◆ Stated goal
Filter these entries, keeping only lines that hold the word "name".

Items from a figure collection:

——

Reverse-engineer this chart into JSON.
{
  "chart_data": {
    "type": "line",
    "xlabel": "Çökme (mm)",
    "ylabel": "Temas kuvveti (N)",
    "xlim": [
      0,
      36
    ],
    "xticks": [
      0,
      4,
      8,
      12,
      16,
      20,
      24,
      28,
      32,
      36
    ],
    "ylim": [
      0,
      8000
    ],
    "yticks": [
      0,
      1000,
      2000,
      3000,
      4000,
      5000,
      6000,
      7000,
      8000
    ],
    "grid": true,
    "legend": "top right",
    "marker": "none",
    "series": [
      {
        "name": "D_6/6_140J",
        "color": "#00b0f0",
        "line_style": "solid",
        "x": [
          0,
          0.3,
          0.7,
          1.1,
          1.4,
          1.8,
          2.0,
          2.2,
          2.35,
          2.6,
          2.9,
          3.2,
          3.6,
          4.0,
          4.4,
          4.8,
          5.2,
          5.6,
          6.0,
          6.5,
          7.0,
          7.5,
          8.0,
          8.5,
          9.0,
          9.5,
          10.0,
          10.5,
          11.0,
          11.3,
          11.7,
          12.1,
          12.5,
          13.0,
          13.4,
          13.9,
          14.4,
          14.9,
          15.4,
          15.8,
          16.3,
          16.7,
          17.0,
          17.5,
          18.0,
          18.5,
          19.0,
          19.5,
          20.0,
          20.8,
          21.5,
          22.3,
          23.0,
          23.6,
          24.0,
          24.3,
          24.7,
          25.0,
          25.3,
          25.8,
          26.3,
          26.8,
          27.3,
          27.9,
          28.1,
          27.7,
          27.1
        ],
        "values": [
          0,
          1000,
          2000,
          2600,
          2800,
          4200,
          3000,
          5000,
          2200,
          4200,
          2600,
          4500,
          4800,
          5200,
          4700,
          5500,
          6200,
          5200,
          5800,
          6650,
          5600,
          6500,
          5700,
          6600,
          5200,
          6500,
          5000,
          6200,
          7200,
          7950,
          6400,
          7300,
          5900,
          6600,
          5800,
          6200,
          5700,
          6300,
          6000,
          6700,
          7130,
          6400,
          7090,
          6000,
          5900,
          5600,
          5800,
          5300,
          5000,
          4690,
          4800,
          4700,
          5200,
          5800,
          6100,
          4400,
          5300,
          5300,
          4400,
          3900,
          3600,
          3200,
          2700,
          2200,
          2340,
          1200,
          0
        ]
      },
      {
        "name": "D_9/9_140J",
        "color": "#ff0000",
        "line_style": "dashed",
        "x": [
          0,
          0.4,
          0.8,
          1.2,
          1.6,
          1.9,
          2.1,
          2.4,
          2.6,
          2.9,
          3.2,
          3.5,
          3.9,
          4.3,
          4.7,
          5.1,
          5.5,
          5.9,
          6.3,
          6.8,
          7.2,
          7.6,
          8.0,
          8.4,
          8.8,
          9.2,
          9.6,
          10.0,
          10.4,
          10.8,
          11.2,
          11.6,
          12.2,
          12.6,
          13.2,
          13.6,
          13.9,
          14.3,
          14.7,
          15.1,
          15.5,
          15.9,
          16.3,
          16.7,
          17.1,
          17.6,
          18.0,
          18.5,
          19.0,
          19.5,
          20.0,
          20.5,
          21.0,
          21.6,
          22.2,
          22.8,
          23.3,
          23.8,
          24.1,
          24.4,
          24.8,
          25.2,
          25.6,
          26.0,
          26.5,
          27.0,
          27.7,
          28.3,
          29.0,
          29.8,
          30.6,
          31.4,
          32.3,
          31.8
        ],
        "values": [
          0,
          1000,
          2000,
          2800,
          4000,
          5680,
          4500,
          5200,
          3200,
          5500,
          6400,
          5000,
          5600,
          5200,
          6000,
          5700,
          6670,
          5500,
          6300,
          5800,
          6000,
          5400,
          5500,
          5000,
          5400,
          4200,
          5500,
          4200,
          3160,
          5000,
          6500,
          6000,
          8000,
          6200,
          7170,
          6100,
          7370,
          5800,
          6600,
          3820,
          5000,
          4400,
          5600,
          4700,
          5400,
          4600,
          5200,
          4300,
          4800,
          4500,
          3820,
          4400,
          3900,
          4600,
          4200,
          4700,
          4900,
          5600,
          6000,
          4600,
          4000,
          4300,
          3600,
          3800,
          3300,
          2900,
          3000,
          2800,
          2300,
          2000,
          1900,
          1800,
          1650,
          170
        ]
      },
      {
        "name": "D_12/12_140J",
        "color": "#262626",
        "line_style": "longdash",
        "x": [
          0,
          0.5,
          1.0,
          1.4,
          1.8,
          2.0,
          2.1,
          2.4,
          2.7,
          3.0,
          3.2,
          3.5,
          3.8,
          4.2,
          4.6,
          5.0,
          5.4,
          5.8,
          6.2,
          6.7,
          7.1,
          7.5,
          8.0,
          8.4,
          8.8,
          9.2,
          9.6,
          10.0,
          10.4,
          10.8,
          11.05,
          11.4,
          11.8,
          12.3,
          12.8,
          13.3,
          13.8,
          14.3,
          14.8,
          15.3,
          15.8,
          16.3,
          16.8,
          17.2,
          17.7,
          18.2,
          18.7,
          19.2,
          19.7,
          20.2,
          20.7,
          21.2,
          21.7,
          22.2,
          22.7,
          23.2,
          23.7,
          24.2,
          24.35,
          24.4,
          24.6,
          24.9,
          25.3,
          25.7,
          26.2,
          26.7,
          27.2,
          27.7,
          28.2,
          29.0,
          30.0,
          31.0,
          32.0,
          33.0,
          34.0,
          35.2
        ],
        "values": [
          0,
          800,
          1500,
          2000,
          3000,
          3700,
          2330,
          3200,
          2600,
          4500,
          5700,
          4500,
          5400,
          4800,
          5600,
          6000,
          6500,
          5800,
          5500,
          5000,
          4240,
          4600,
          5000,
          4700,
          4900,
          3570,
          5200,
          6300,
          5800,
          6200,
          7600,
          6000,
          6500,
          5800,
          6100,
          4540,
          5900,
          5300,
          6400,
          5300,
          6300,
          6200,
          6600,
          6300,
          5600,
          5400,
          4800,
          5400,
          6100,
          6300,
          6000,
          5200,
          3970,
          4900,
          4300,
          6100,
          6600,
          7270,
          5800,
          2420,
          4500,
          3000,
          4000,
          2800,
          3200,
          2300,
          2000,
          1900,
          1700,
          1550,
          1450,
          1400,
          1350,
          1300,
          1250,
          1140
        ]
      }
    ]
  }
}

——

◆ Correct response
        "name": "D_6/6_140J",
        "name": "D_9/9_140J",
        "name": "D_12/12_140J",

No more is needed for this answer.